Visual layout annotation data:
§

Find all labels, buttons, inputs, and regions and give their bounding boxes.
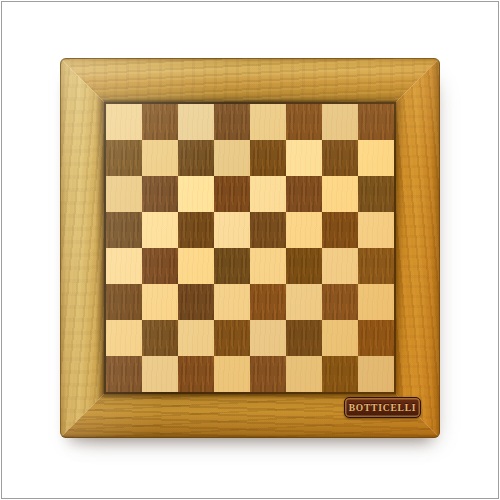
square-e5[interactable] <box>250 212 286 248</box>
square-e1[interactable] <box>250 356 286 392</box>
square-a2[interactable] <box>106 320 142 356</box>
square-g1[interactable] <box>322 356 358 392</box>
square-b3[interactable] <box>142 284 178 320</box>
square-g6[interactable] <box>322 176 358 212</box>
square-c3[interactable] <box>178 284 214 320</box>
square-h4[interactable] <box>358 248 394 284</box>
square-a4[interactable] <box>106 248 142 284</box>
square-e7[interactable] <box>250 140 286 176</box>
board-grid <box>106 104 394 392</box>
square-h3[interactable] <box>358 284 394 320</box>
square-b7[interactable] <box>142 140 178 176</box>
square-a1[interactable] <box>106 356 142 392</box>
square-h7[interactable] <box>358 140 394 176</box>
square-c2[interactable] <box>178 320 214 356</box>
square-f4[interactable] <box>286 248 322 284</box>
board-frame-top-rail <box>60 58 440 102</box>
square-h1[interactable] <box>358 356 394 392</box>
square-b4[interactable] <box>142 248 178 284</box>
square-a5[interactable] <box>106 212 142 248</box>
square-d1[interactable] <box>214 356 250 392</box>
square-h6[interactable] <box>358 176 394 212</box>
square-h2[interactable] <box>358 320 394 356</box>
square-a7[interactable] <box>106 140 142 176</box>
square-b5[interactable] <box>142 212 178 248</box>
product-photo: BOTTICELLI <box>0 0 500 500</box>
square-e2[interactable] <box>250 320 286 356</box>
square-d5[interactable] <box>214 212 250 248</box>
square-c8[interactable] <box>178 104 214 140</box>
square-b1[interactable] <box>142 356 178 392</box>
brand-plaque-label: BOTTICELLI <box>349 403 417 413</box>
square-g3[interactable] <box>322 284 358 320</box>
board-frame-left-rail <box>60 58 104 438</box>
square-g4[interactable] <box>322 248 358 284</box>
square-g8[interactable] <box>322 104 358 140</box>
square-f7[interactable] <box>286 140 322 176</box>
square-d6[interactable] <box>214 176 250 212</box>
square-b2[interactable] <box>142 320 178 356</box>
square-g5[interactable] <box>322 212 358 248</box>
square-f6[interactable] <box>286 176 322 212</box>
square-d2[interactable] <box>214 320 250 356</box>
playing-area <box>104 102 396 394</box>
square-d8[interactable] <box>214 104 250 140</box>
square-f8[interactable] <box>286 104 322 140</box>
square-c6[interactable] <box>178 176 214 212</box>
square-b8[interactable] <box>142 104 178 140</box>
square-g7[interactable] <box>322 140 358 176</box>
square-f2[interactable] <box>286 320 322 356</box>
square-h8[interactable] <box>358 104 394 140</box>
square-f1[interactable] <box>286 356 322 392</box>
square-a8[interactable] <box>106 104 142 140</box>
square-e3[interactable] <box>250 284 286 320</box>
square-g2[interactable] <box>322 320 358 356</box>
chess-board: BOTTICELLI <box>60 58 440 438</box>
square-f3[interactable] <box>286 284 322 320</box>
square-c7[interactable] <box>178 140 214 176</box>
square-a3[interactable] <box>106 284 142 320</box>
square-d7[interactable] <box>214 140 250 176</box>
square-c5[interactable] <box>178 212 214 248</box>
square-c1[interactable] <box>178 356 214 392</box>
square-a6[interactable] <box>106 176 142 212</box>
square-e4[interactable] <box>250 248 286 284</box>
square-e8[interactable] <box>250 104 286 140</box>
brand-plaque: BOTTICELLI <box>344 397 421 418</box>
square-d3[interactable] <box>214 284 250 320</box>
square-h5[interactable] <box>358 212 394 248</box>
square-e6[interactable] <box>250 176 286 212</box>
square-d4[interactable] <box>214 248 250 284</box>
square-c4[interactable] <box>178 248 214 284</box>
board-frame-right-rail <box>396 58 440 438</box>
square-f5[interactable] <box>286 212 322 248</box>
square-b6[interactable] <box>142 176 178 212</box>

§

Set problem: Copy out the lines above without any changes, covering everything from the line containing "square-e5[interactable] <box>250 212" down to the line containing "square-b3[interactable] <box>142 284", with both of those lines included.

Written response:
square-e5[interactable] <box>250 212 286 248</box>
square-e1[interactable] <box>250 356 286 392</box>
square-a2[interactable] <box>106 320 142 356</box>
square-g1[interactable] <box>322 356 358 392</box>
square-b3[interactable] <box>142 284 178 320</box>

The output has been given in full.